SELECTED EXTRACT:
┌──

I’m now inviting a small group of people to join as a founding member. As a founding member, you will get many benefits which will include the lowest price that will ever be offered, and also 1:1 private coaching with me, and many other bonuses and benefits.
And you’ll also be able to help me shape the course and take part in helping many people to change their careers and lives.
So If you are interested in learning more, just message on my website, celinalee.co/contact, that is celinalee.co/contact or just click the link for today’s show notes on your podcast app.
I’m only inviting a small group of people to be a founding member, so be sure to reach out soon, if you are interested in learning more about it.
Ok, I hope you enjoy my conversation with Debbie Millman.
Celina Lee
Hi, Debbie, how are you? I’m so excited to have this conversation with you. Thank you so much for your time. I have many, many questions I want to ask you, but I would first like to start with your childhood. Where were you born? Where did you grow up?
Debbie Millman
I am a native New Yorker. I was born in Brooklyn, and I grew up in Brooklyn, Queens, Staten Island, Long Island, went to college in Albany, New York, the capital of New York. And then as soon as I graduated, I moved to Manhattan, and I’ve lived here ever since.
Celina Lee
I heard you did a drawing when you’re eight years old that kind of predicted your life.

└──

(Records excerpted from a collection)
┌──

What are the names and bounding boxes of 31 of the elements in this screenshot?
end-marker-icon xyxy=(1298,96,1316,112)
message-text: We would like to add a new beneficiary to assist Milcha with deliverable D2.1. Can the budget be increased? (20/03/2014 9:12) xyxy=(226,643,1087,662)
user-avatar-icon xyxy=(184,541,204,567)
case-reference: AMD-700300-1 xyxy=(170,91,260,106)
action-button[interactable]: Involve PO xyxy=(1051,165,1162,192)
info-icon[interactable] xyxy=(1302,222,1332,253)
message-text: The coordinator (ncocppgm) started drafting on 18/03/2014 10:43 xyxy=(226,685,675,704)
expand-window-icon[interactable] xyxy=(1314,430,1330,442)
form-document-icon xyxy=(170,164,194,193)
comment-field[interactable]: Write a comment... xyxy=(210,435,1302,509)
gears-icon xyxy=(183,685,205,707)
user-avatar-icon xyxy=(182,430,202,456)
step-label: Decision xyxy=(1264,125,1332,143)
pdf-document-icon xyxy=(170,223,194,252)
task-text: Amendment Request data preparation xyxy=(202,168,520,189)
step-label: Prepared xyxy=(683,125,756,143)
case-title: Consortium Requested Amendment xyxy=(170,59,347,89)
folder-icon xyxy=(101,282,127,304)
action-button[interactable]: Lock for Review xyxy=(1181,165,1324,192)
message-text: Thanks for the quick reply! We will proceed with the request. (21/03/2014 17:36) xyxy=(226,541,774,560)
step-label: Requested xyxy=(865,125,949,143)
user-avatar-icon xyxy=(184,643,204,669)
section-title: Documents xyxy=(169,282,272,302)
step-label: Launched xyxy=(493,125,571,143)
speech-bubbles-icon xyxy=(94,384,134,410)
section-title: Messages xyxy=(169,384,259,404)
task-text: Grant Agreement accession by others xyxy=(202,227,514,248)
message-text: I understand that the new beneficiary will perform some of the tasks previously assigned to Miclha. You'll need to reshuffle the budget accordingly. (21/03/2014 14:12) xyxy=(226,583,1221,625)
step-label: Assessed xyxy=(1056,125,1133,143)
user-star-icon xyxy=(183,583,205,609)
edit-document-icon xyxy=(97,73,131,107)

└──

USING THE INFORMATION:
1. Extract the part of the podcast transcript that runs from "I’m now inviting" to "with Debbie Millman.", keeping every word unchanged.
2. Write what comes next in the podcast transcript with Debbie Millman, starting after its last sentence.

RESPONSES PER TASK:
1.
I’m now inviting a small group of people to join as a founding member. As a founding member, you will get many benefits which will include the lowest price that will ever be offered, and also 1:1 private coaching with me, and many other bonuses and benefits.
And you’ll also be able to help me shape the course and take part in helping many people to change their careers and lives.
So If you are interested in learning more, just message on my website, celinalee.co/contact, that is celinalee.co/contact or just click the link for today’s show notes on your podcast app.
I’m only inviting a small group of people to be a founding member, so be sure to reach out soon, if you are interested in learning more about it.
Ok, I hope you enjoy my conversation with Debbie Millman.

2.
Debbie Millman
Yes, yes. I only discovered it later in life when I was going through a box of old things of mine. But I drew a picture of a little girl. We’re walking on the streets of Manhattan. There was, it’s a street scene, and it has a bank that’s labeled bank and dry cleaners that’s labeled cleaners. My signage was exceptionally accurate, a cab, a taxi, that’s a taxi. But then it was a delivery truck, a big delivery truck, and it said Lay’s potato chips, but I drew the logo.
Celina Lee
Wow.
Debbie Millman
So 35 years later there I was living in Manhattan, going to banks and dry cleaners and taking taxis and buses and drawing logos for a living. So it seems somewhat serendipitous.
Celina Lee
Yeah. And for 20 years, you were the president of Sterling Brands where you worked on branding for some of the most famous and iconic brands in the world, like Burger King, Star Wars, 7 Up, Hershey’s, Haagen-Dazs, Tropicana. I mean, the list goes on and on and on. So it’s kind of very interesting that your drawing predicted your life in a way.
Debbie Millman
I know. Makes you wonder how much knowledge we’re really born with about the trajectory of our life.
Celina Lee
Right. Can you tell me a little bit about your childhood?
Debbie Millman
My childhood? Well, I was born in Brooklyn. I lived there for the first two years of my life. And then my folks moved to Howard Beach, Queens, I went to public school there P.S. 207. Stay there till the middle of third grade. Then my parents, we moved to Staten Island. My dad was a pharmacist and he bought his first pharmacy on Staten Island, a pharmacy called May Bowers, and we lived there until my parents got divorced. I moved the summer before sixth grade with my mother. And then her new husband and his two kids to Long Island and live there till I graduated and went to school. But it was a dark childhood, I would consider my childhood to be the dark years of my life, lots of craziness and violence and abuse and sadness and tears and not, not great.
Celina Lee
Did you have a childhood dream during those years, something that you thought you might want to do when you grew up?
Debbie Millman
It’s funny, I used to love to play school.
Celina Lee
Interesting. Here we are, recording at the School of Visual Arts where you teach.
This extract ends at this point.